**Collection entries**
● ● ● ●
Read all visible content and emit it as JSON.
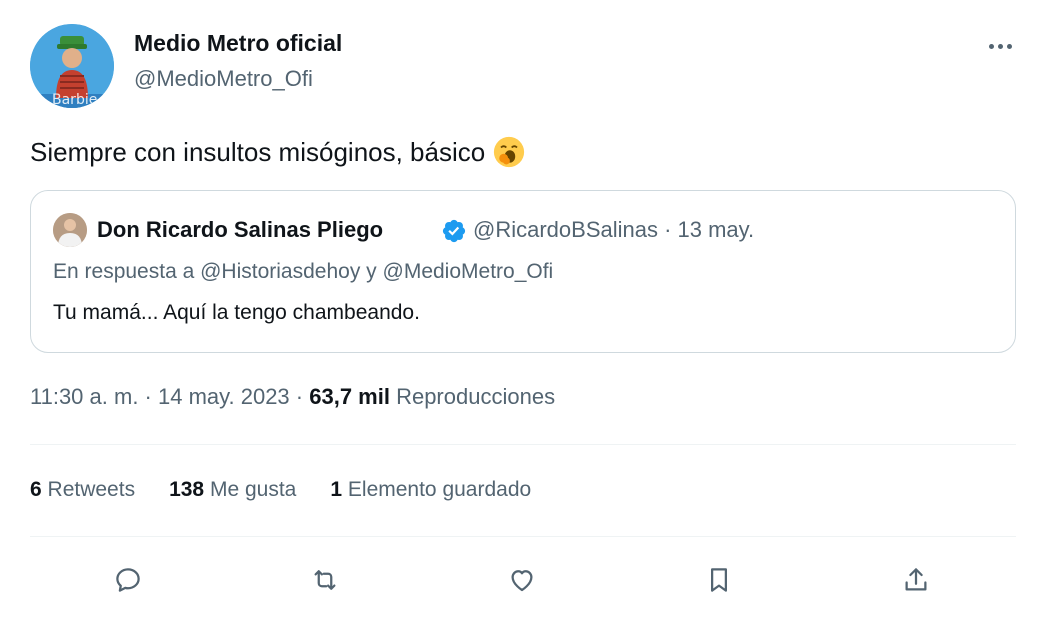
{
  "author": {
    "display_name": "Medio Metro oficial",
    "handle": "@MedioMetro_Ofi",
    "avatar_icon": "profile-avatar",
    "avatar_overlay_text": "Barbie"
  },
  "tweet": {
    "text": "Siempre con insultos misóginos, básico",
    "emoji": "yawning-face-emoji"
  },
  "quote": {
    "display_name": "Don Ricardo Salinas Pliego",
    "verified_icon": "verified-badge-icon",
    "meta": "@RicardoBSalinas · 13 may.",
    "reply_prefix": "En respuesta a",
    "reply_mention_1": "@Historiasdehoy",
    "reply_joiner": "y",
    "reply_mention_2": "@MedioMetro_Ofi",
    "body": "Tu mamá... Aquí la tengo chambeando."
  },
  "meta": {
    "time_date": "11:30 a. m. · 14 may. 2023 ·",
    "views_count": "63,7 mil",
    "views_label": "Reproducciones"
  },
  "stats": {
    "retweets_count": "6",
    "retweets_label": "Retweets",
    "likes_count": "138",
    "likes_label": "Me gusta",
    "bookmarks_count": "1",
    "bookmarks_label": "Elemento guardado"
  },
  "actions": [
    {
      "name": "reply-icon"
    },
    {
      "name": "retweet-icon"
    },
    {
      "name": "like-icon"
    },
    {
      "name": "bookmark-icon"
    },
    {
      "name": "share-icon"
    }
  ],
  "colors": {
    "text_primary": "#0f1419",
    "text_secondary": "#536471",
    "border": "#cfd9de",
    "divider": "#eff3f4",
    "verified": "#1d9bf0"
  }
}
● ● ● ●
**EXERCISE INSTRUCTIONS**
Pictures in the records above should not be copied. Repeat everything else exactly.

**CORRECT RESULT**
Read all visible content and emit it as JSON.
{
  "author": {
    "display_name": "Medio Metro oficial",
    "handle": "@MedioMetro_Ofi",
    "avatar_icon": "profile-avatar",
    "avatar_overlay_text": "Barbie"
  },
  "tweet": {
    "text": "Siempre con insultos misóginos, básico",
    "emoji": "yawning-face-emoji"
  },
  "quote": {
    "display_name": "Don Ricardo Salinas Pliego",
    "verified_icon": "verified-badge-icon",
    "meta": "@RicardoBSalinas · 13 may.",
    "reply_prefix": "En respuesta a",
    "reply_mention_1": "@Historiasdehoy",
    "reply_joiner": "y",
    "reply_mention_2": "@MedioMetro_Ofi",
    "body": "Tu mamá... Aquí la tengo chambeando."
  },
  "meta": {
    "time_date": "11:30 a. m. · 14 may. 2023 ·",
    "views_count": "63,7 mil",
    "views_label": "Reproducciones"
  },
  "stats": {
    "retweets_count": "6",
    "retweets_label": "Retweets",
    "likes_count": "138",
    "likes_label": "Me gusta",
    "bookmarks_count": "1",
    "bookmarks_label": "Elemento guardado"
  },
  "actions": [
    {
      "name": "reply-icon"
    },
    {
      "name": "retweet-icon"
    },
    {
      "name": "like-icon"
    },
    {
      "name": "bookmark-icon"
    },
    {
      "name": "share-icon"
    }
  ],
  "colors": {
    "text_primary": "#0f1419",
    "text_secondary": "#536471",
    "border": "#cfd9de",
    "divider": "#eff3f4",
    "verified": "#1d9bf0"
  }
}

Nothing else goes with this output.